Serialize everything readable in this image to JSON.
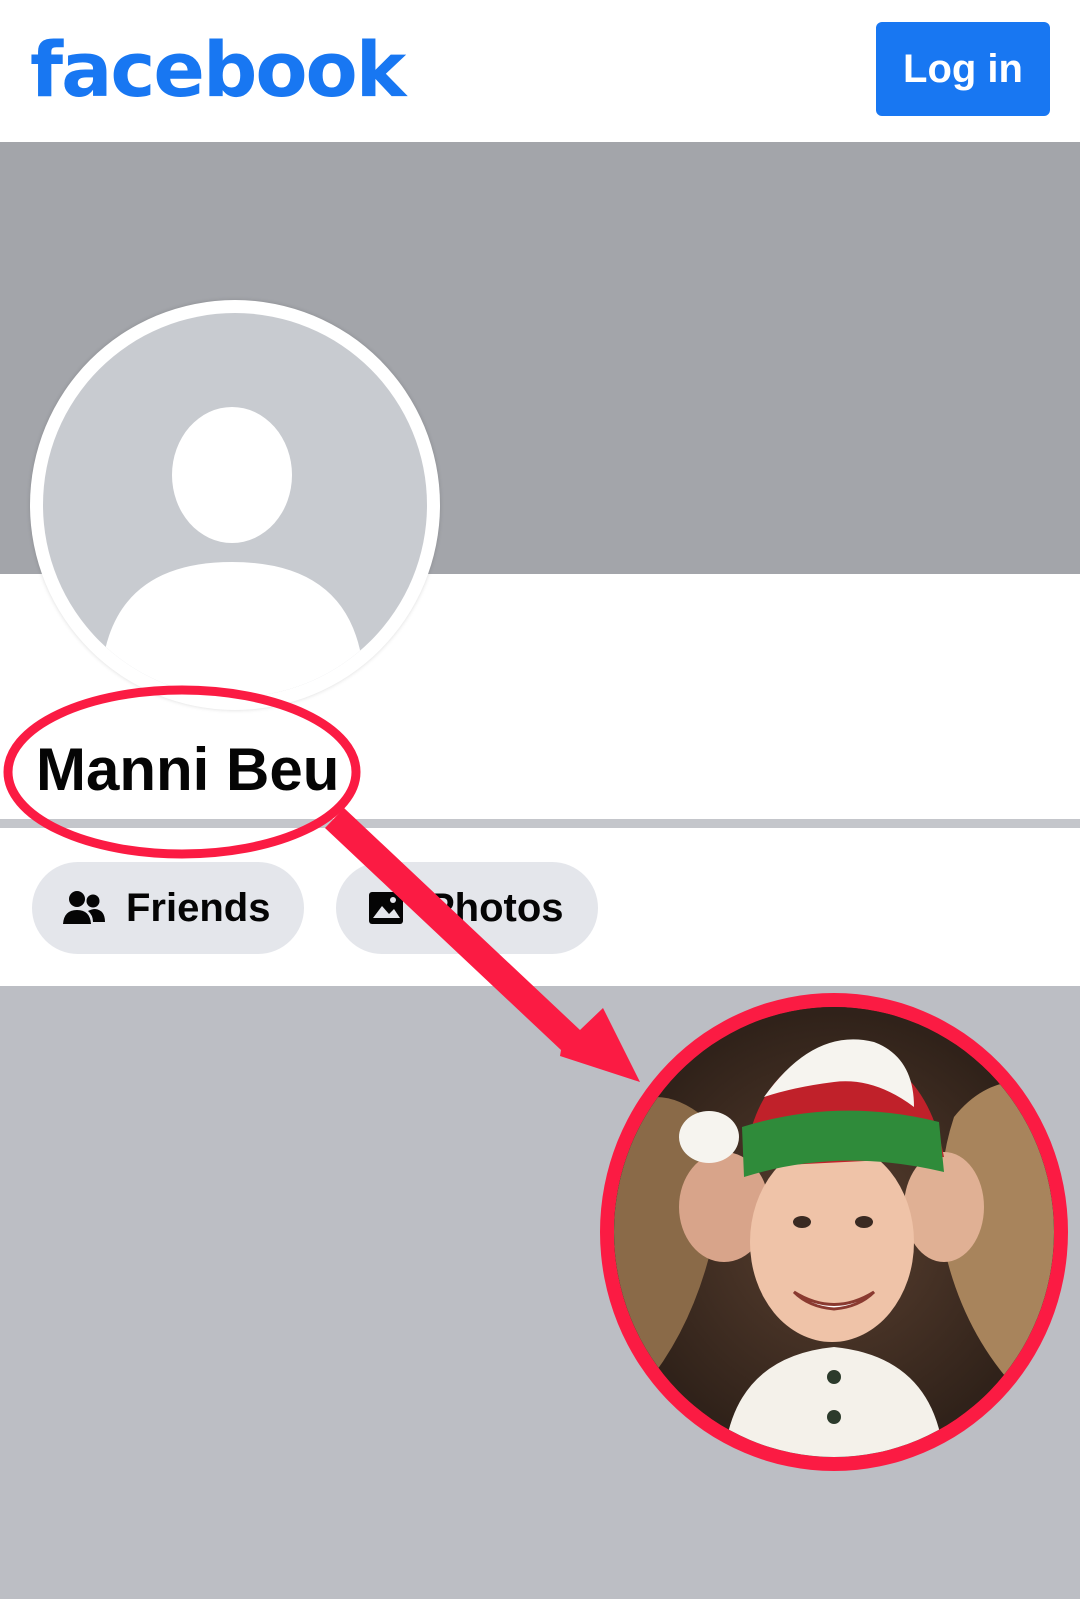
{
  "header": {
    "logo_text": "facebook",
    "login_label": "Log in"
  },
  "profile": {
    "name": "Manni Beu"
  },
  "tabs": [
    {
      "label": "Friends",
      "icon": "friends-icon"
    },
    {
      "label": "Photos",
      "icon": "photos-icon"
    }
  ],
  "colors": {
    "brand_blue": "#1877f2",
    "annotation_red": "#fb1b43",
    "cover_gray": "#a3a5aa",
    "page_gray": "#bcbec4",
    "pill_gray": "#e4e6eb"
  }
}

┄┄┄┄┄┄┄┄┄┄

Skip the pictures and transcribe the rest of the records exactly.

Serialize everything readable in this image to JSON.
{
  "header": {
    "logo_text": "facebook",
    "login_label": "Log in"
  },
  "profile": {
    "name": "Manni Beu"
  },
  "tabs": [
    {
      "label": "Friends",
      "icon": "friends-icon"
    },
    {
      "label": "Photos",
      "icon": "photos-icon"
    }
  ],
  "colors": {
    "brand_blue": "#1877f2",
    "annotation_red": "#fb1b43",
    "cover_gray": "#a3a5aa",
    "page_gray": "#bcbec4",
    "pill_gray": "#e4e6eb"
  }
}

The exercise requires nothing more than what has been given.